Figure record listings
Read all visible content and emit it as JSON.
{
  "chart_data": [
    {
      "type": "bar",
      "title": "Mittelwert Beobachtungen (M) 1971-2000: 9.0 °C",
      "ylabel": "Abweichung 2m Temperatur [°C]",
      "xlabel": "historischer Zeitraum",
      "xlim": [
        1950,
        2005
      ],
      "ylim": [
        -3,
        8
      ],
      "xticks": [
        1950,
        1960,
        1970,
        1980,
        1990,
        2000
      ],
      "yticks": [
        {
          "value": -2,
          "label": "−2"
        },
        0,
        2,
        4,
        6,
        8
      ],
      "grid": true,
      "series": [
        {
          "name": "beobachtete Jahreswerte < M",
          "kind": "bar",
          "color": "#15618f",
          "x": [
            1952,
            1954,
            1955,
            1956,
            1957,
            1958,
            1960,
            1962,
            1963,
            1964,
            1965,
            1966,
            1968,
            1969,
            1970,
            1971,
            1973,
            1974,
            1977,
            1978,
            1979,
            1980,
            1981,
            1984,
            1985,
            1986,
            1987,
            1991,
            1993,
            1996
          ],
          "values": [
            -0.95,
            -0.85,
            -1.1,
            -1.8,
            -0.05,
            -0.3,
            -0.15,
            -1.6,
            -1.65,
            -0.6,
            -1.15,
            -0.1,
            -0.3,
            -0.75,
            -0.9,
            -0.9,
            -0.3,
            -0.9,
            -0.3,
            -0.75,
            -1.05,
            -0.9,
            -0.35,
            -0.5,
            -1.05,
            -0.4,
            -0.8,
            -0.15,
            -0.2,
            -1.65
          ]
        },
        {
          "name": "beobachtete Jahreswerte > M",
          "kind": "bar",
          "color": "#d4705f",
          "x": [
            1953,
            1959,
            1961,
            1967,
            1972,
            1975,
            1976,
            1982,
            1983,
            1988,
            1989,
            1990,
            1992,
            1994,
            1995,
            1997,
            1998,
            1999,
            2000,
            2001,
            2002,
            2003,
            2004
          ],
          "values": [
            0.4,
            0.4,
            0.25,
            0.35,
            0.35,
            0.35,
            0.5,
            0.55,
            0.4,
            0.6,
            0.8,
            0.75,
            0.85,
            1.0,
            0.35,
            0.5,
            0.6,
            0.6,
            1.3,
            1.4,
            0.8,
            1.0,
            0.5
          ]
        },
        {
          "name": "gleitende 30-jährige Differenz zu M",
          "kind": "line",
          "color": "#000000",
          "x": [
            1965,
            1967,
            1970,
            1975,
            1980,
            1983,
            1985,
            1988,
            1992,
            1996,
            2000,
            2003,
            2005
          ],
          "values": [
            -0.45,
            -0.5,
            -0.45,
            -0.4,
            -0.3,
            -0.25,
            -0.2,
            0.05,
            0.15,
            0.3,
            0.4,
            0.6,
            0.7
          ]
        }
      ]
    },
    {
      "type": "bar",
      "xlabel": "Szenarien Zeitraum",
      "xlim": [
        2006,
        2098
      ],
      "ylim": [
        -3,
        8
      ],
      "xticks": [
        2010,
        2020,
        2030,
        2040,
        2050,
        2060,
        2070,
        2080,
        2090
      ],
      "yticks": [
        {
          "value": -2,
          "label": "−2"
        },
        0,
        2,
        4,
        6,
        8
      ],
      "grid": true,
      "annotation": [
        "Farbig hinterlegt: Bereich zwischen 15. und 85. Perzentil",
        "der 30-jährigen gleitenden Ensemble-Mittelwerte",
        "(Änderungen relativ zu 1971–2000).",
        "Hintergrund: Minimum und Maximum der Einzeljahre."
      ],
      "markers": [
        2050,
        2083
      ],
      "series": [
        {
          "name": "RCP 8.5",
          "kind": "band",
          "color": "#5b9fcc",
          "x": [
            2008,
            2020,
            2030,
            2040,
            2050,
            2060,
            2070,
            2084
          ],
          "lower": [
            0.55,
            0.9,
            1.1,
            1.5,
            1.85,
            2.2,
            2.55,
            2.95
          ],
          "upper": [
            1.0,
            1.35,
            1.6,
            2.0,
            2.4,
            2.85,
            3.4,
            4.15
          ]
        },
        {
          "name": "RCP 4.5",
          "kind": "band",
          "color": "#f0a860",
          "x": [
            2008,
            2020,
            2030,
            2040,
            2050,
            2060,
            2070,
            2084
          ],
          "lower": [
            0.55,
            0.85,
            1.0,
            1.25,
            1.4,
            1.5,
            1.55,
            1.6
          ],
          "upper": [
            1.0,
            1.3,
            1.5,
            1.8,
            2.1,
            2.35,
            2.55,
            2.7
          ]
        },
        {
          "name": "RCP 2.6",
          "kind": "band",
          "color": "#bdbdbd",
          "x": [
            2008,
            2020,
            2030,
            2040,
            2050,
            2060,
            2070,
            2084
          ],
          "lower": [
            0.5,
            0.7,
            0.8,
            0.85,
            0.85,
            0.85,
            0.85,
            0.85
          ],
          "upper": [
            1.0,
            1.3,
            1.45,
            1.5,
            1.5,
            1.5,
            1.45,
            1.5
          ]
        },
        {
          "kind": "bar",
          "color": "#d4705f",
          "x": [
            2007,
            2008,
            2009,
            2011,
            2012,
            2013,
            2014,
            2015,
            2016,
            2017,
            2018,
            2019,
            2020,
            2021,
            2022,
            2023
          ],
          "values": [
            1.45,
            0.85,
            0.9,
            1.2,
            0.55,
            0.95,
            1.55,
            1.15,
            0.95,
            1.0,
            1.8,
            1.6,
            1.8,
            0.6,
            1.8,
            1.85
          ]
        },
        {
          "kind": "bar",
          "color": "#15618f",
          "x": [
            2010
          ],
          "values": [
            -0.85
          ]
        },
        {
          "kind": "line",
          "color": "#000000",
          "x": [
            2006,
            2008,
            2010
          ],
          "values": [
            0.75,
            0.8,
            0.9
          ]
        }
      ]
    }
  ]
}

What is needed => Select and copy each line from the data that includes the word "Jahreswerte".

Finished answer =>
          "name": "beobachtete Jahreswerte < M",
          "name": "beobachtete Jahreswerte > M",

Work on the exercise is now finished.